**GIVEN INFORMATION:**

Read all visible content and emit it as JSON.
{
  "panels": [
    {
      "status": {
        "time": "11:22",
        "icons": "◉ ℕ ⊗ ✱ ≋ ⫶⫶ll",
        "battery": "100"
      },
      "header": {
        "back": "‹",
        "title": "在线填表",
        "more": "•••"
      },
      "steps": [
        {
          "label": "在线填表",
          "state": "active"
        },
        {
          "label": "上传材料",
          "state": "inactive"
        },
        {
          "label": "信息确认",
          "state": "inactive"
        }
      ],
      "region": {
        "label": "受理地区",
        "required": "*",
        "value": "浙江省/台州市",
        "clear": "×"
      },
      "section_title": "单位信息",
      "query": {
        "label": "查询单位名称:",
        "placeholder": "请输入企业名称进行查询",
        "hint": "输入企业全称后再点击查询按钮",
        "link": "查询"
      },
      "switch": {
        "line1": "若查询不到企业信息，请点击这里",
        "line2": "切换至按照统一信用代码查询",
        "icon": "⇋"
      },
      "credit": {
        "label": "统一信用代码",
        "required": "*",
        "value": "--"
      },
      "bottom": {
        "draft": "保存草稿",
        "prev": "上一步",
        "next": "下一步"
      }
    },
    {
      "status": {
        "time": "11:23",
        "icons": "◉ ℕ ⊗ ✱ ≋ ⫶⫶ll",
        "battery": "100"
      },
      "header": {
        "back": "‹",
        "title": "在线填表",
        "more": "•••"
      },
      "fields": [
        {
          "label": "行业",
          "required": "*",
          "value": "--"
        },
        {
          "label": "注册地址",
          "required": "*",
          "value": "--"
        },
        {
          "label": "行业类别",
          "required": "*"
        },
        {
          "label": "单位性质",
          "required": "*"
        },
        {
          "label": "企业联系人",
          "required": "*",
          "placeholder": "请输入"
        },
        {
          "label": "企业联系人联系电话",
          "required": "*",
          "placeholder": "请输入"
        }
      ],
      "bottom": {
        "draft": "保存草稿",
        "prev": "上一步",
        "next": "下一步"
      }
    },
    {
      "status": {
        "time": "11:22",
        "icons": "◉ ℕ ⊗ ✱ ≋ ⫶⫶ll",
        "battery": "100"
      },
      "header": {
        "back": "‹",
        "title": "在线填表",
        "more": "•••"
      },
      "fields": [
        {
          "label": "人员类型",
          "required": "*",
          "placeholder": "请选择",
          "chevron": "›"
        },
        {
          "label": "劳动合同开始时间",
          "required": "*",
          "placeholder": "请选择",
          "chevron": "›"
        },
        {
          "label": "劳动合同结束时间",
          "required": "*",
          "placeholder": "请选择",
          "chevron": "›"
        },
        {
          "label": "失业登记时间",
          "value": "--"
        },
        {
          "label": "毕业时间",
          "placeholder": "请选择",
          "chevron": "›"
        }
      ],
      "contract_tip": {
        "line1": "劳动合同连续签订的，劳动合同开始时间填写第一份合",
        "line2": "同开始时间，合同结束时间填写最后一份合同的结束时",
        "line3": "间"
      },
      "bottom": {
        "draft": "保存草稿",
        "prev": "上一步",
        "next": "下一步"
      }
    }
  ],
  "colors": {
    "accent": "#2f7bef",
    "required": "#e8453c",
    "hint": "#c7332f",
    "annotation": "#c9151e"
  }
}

**TO DO:** Copy the material above back out, exactly as written.

**THE COMPLETED TASK:**
Read all visible content and emit it as JSON.
{
  "panels": [
    {
      "status": {
        "time": "11:22",
        "icons": "◉ ℕ ⊗ ✱ ≋ ⫶⫶ll",
        "battery": "100"
      },
      "header": {
        "back": "‹",
        "title": "在线填表",
        "more": "•••"
      },
      "steps": [
        {
          "label": "在线填表",
          "state": "active"
        },
        {
          "label": "上传材料",
          "state": "inactive"
        },
        {
          "label": "信息确认",
          "state": "inactive"
        }
      ],
      "region": {
        "label": "受理地区",
        "required": "*",
        "value": "浙江省/台州市",
        "clear": "×"
      },
      "section_title": "单位信息",
      "query": {
        "label": "查询单位名称:",
        "placeholder": "请输入企业名称进行查询",
        "hint": "输入企业全称后再点击查询按钮",
        "link": "查询"
      },
      "switch": {
        "line1": "若查询不到企业信息，请点击这里",
        "line2": "切换至按照统一信用代码查询",
        "icon": "⇋"
      },
      "credit": {
        "label": "统一信用代码",
        "required": "*",
        "value": "--"
      },
      "bottom": {
        "draft": "保存草稿",
        "prev": "上一步",
        "next": "下一步"
      }
    },
    {
      "status": {
        "time": "11:23",
        "icons": "◉ ℕ ⊗ ✱ ≋ ⫶⫶ll",
        "battery": "100"
      },
      "header": {
        "back": "‹",
        "title": "在线填表",
        "more": "•••"
      },
      "fields": [
        {
          "label": "行业",
          "required": "*",
          "value": "--"
        },
        {
          "label": "注册地址",
          "required": "*",
          "value": "--"
        },
        {
          "label": "行业类别",
          "required": "*"
        },
        {
          "label": "单位性质",
          "required": "*"
        },
        {
          "label": "企业联系人",
          "required": "*",
          "placeholder": "请输入"
        },
        {
          "label": "企业联系人联系电话",
          "required": "*",
          "placeholder": "请输入"
        }
      ],
      "bottom": {
        "draft": "保存草稿",
        "prev": "上一步",
        "next": "下一步"
      }
    },
    {
      "status": {
        "time": "11:22",
        "icons": "◉ ℕ ⊗ ✱ ≋ ⫶⫶ll",
        "battery": "100"
      },
      "header": {
        "back": "‹",
        "title": "在线填表",
        "more": "•••"
      },
      "fields": [
        {
          "label": "人员类型",
          "required": "*",
          "placeholder": "请选择",
          "chevron": "›"
        },
        {
          "label": "劳动合同开始时间",
          "required": "*",
          "placeholder": "请选择",
          "chevron": "›"
        },
        {
          "label": "劳动合同结束时间",
          "required": "*",
          "placeholder": "请选择",
          "chevron": "›"
        },
        {
          "label": "失业登记时间",
          "value": "--"
        },
        {
          "label": "毕业时间",
          "placeholder": "请选择",
          "chevron": "›"
        }
      ],
      "contract_tip": {
        "line1": "劳动合同连续签订的，劳动合同开始时间填写第一份合",
        "line2": "同开始时间，合同结束时间填写最后一份合同的结束时",
        "line3": "间"
      },
      "bottom": {
        "draft": "保存草稿",
        "prev": "上一步",
        "next": "下一步"
      }
    }
  ],
  "colors": {
    "accent": "#2f7bef",
    "required": "#e8453c",
    "hint": "#c7332f",
    "annotation": "#c9151e"
  }
}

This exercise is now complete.